**The task**: Across the entries below, count the lines in which the word "JSON" occurs. Reply with the count alone.

++++

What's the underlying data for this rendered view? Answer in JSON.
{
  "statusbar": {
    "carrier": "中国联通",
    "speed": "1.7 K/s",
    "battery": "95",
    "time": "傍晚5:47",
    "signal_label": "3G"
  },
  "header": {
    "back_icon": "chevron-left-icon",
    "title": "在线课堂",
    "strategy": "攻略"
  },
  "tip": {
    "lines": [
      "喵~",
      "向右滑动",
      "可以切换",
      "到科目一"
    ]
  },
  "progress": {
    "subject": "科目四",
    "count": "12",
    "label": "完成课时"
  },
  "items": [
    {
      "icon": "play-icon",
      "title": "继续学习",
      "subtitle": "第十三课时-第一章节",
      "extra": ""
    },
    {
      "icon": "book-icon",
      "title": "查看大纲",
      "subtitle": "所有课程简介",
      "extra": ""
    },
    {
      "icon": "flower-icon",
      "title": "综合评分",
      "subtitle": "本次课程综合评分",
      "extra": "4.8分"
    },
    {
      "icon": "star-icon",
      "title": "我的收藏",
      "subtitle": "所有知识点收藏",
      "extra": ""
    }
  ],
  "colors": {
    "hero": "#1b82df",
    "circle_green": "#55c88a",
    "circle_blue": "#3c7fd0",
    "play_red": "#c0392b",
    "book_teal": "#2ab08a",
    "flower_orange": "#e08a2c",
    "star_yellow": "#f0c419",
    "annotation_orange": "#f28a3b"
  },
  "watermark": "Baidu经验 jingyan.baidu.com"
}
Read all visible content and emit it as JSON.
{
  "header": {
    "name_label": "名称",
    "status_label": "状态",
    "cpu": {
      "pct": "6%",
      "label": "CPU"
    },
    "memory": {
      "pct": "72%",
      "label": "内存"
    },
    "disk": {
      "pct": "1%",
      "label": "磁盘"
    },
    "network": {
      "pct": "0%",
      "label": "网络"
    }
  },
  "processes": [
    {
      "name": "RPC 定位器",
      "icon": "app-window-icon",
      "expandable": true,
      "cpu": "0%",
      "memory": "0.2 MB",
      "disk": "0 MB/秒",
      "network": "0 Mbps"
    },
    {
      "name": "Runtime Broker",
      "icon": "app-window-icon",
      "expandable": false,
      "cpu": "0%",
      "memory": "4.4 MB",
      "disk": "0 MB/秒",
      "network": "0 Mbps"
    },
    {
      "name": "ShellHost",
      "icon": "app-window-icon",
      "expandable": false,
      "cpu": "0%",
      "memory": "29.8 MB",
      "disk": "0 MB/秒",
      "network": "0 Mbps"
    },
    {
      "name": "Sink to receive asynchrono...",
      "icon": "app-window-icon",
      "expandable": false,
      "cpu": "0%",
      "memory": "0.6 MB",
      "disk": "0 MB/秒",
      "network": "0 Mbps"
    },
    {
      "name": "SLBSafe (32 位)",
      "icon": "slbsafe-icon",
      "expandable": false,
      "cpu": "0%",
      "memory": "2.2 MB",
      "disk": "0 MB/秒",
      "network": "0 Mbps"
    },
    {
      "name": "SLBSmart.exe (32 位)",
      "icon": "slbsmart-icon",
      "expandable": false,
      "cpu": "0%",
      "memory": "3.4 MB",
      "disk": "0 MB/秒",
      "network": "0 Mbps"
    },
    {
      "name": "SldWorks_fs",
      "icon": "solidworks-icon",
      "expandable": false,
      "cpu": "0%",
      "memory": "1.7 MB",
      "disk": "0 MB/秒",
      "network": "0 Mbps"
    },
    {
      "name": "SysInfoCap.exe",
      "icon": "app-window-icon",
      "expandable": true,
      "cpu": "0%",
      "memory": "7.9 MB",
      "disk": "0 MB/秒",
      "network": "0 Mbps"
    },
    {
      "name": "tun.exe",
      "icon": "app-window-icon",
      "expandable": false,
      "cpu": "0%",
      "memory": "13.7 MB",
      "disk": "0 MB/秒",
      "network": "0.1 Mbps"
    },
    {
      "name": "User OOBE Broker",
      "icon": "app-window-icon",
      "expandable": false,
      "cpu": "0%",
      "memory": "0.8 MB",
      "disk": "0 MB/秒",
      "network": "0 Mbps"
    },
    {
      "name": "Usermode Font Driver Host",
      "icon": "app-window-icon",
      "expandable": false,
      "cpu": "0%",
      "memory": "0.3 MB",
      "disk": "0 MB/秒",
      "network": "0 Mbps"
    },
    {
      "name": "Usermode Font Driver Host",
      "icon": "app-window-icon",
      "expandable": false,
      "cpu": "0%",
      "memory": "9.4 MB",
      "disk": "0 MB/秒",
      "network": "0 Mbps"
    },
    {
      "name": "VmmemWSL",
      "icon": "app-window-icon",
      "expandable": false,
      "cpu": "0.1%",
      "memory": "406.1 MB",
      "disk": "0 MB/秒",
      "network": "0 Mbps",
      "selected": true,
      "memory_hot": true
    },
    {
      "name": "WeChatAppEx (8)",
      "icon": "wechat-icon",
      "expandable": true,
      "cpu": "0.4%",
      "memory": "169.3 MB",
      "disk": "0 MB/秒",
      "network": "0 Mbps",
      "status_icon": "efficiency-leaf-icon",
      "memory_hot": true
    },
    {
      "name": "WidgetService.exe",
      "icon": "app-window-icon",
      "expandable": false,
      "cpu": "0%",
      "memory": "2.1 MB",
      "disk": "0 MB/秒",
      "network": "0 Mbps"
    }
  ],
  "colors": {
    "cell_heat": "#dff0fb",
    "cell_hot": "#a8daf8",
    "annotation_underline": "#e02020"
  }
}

++++

**Correct response**: 2